* What the task requires: Print all the data, keeping every line exactly as it is.

[Recorded data]
══════════

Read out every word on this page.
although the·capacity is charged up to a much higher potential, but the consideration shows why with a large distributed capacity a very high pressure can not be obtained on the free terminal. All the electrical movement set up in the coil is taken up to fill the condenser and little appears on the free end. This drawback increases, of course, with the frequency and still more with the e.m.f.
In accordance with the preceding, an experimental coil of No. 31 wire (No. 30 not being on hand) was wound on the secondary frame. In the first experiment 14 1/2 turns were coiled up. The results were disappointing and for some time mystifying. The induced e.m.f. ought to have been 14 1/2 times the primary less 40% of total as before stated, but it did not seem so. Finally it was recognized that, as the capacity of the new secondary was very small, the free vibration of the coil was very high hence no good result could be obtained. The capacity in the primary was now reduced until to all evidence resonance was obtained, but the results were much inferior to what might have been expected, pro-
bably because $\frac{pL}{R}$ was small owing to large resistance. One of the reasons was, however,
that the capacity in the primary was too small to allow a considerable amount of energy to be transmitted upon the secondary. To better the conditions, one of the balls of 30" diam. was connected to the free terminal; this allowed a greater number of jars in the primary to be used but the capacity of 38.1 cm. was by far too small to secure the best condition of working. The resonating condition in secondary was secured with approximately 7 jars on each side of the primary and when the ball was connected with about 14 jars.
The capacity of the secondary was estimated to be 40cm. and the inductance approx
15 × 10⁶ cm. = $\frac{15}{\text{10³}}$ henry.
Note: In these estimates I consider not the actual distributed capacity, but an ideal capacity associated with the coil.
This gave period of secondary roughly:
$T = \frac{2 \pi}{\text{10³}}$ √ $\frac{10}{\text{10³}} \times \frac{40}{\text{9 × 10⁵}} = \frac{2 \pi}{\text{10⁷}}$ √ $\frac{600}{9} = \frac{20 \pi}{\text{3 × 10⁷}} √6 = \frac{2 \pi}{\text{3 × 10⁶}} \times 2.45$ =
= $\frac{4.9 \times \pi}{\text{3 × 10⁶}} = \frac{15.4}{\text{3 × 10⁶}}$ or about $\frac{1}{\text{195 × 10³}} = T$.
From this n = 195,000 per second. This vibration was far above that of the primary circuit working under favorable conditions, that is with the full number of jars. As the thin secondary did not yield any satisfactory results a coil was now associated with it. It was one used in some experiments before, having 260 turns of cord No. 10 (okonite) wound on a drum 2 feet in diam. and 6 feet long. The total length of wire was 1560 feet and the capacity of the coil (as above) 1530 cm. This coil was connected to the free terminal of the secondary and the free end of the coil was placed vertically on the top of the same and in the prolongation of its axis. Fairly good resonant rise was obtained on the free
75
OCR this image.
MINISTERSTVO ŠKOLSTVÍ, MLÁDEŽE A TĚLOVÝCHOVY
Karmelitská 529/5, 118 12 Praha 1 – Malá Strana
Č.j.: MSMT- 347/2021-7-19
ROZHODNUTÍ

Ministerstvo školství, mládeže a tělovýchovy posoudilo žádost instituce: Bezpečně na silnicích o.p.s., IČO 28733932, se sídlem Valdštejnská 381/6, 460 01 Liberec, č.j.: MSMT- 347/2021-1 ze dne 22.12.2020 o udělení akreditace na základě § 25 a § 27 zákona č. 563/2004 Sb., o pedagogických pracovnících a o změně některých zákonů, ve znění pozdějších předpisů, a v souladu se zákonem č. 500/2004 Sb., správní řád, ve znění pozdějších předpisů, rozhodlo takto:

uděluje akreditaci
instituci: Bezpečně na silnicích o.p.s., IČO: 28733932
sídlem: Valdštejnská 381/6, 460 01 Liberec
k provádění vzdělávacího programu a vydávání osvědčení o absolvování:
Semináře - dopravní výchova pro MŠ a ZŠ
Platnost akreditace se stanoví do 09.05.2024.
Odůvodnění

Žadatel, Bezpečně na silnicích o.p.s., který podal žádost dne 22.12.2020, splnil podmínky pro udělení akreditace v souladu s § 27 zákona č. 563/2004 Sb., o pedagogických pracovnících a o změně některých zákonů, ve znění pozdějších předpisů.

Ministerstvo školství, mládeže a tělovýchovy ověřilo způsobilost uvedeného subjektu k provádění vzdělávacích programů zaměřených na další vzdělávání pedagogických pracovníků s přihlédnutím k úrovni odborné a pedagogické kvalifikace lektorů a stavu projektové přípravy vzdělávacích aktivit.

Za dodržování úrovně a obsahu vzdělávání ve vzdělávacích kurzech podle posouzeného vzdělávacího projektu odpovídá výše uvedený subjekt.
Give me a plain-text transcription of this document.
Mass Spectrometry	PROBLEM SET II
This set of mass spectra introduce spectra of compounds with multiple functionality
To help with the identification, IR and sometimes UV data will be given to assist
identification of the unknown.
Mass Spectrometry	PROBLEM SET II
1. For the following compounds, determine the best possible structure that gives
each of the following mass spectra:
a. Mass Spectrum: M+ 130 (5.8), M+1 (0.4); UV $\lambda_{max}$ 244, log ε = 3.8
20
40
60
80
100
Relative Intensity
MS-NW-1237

══════════

* Exercise output:
Read out every word on this page.
although the·capacity is charged up to a much higher potential, but the consideration shows why with a large distributed capacity a very high pressure can not be obtained on the free terminal. All the electrical movement set up in the coil is taken up to fill the condenser and little appears on the free end. This drawback increases, of course, with the frequency and still more with the e.m.f.
In accordance with the preceding, an experimental coil of No. 31 wire (No. 30 not being on hand) was wound on the secondary frame. In the first experiment 14 1/2 turns were coiled up. The results were disappointing and for some time mystifying. The induced e.m.f. ought to have been 14 1/2 times the primary less 40% of total as before stated, but it did not seem so. Finally it was recognized that, as the capacity of the new secondary was very small, the free vibration of the coil was very high hence no good result could be obtained. The capacity in the primary was now reduced until to all evidence resonance was obtained, but the results were much inferior to what might have been expected, pro-
bably because $\frac{pL}{R}$ was small owing to large resistance. One of the reasons was, however,
that the capacity in the primary was too small to allow a considerable amount of energy to be transmitted upon the secondary. To better the conditions, one of the balls of 30" diam. was connected to the free terminal; this allowed a greater number of jars in the primary to be used but the capacity of 38.1 cm. was by far too small to secure the best condition of working. The resonating condition in secondary was secured with approximately 7 jars on each side of the primary and when the ball was connected with about 14 jars.
The capacity of the secondary was estimated to be 40cm. and the inductance approx
15 × 10⁶ cm. = $\frac{15}{\text{10³}}$ henry.
Note: In these estimates I consider not the actual distributed capacity, but an ideal capacity associated with the coil.
This gave period of secondary roughly:
$T = \frac{2 \pi}{\text{10³}}$ √ $\frac{10}{\text{10³}} \times \frac{40}{\text{9 × 10⁵}} = \frac{2 \pi}{\text{10⁷}}$ √ $\frac{600}{9} = \frac{20 \pi}{\text{3 × 10⁷}} √6 = \frac{2 \pi}{\text{3 × 10⁶}} \times 2.45$ =
= $\frac{4.9 \times \pi}{\text{3 × 10⁶}} = \frac{15.4}{\text{3 × 10⁶}}$ or about $\frac{1}{\text{195 × 10³}} = T$.
From this n = 195,000 per second. This vibration was far above that of the primary circuit working under favorable conditions, that is with the full number of jars. As the thin secondary did not yield any satisfactory results a coil was now associated with it. It was one used in some experiments before, having 260 turns of cord No. 10 (okonite) wound on a drum 2 feet in diam. and 6 feet long. The total length of wire was 1560 feet and the capacity of the coil (as above) 1530 cm. This coil was connected to the free terminal of the secondary and the free end of the coil was placed vertically on the top of the same and in the prolongation of its axis. Fairly good resonant rise was obtained on the free
75
OCR this image.
MINISTERSTVO ŠKOLSTVÍ, MLÁDEŽE A TĚLOVÝCHOVY
Karmelitská 529/5, 118 12 Praha 1 – Malá Strana
Č.j.: MSMT- 347/2021-7-19
ROZHODNUTÍ

Ministerstvo školství, mládeže a tělovýchovy posoudilo žádost instituce: Bezpečně na silnicích o.p.s., IČO 28733932, se sídlem Valdštejnská 381/6, 460 01 Liberec, č.j.: MSMT- 347/2021-1 ze dne 22.12.2020 o udělení akreditace na základě § 25 a § 27 zákona č. 563/2004 Sb., o pedagogických pracovnících a o změně některých zákonů, ve znění pozdějších předpisů, a v souladu se zákonem č. 500/2004 Sb., správní řád, ve znění pozdějších předpisů, rozhodlo takto:

uděluje akreditaci
instituci: Bezpečně na silnicích o.p.s., IČO: 28733932
sídlem: Valdštejnská 381/6, 460 01 Liberec
k provádění vzdělávacího programu a vydávání osvědčení o absolvování:
Semináře - dopravní výchova pro MŠ a ZŠ
Platnost akreditace se stanoví do 09.05.2024.
Odůvodnění

Žadatel, Bezpečně na silnicích o.p.s., který podal žádost dne 22.12.2020, splnil podmínky pro udělení akreditace v souladu s § 27 zákona č. 563/2004 Sb., o pedagogických pracovnících a o změně některých zákonů, ve znění pozdějších předpisů.

Ministerstvo školství, mládeže a tělovýchovy ověřilo způsobilost uvedeného subjektu k provádění vzdělávacích programů zaměřených na další vzdělávání pedagogických pracovníků s přihlédnutím k úrovni odborné a pedagogické kvalifikace lektorů a stavu projektové přípravy vzdělávacích aktivit.

Za dodržování úrovně a obsahu vzdělávání ve vzdělávacích kurzech podle posouzeného vzdělávacího projektu odpovídá výše uvedený subjekt.
Give me a plain-text transcription of this document.
Mass Spectrometry	PROBLEM SET II
This set of mass spectra introduce spectra of compounds with multiple functionality
To help with the identification, IR and sometimes UV data will be given to assist
identification of the unknown.
Mass Spectrometry	PROBLEM SET II
1. For the following compounds, determine the best possible structure that gives
each of the following mass spectra:
a. Mass Spectrum: M+ 130 (5.8), M+1 (0.4); UV $\lambda_{max}$ 244, log ε = 3.8
20
40
60
80
100
Relative Intensity
MS-NW-1237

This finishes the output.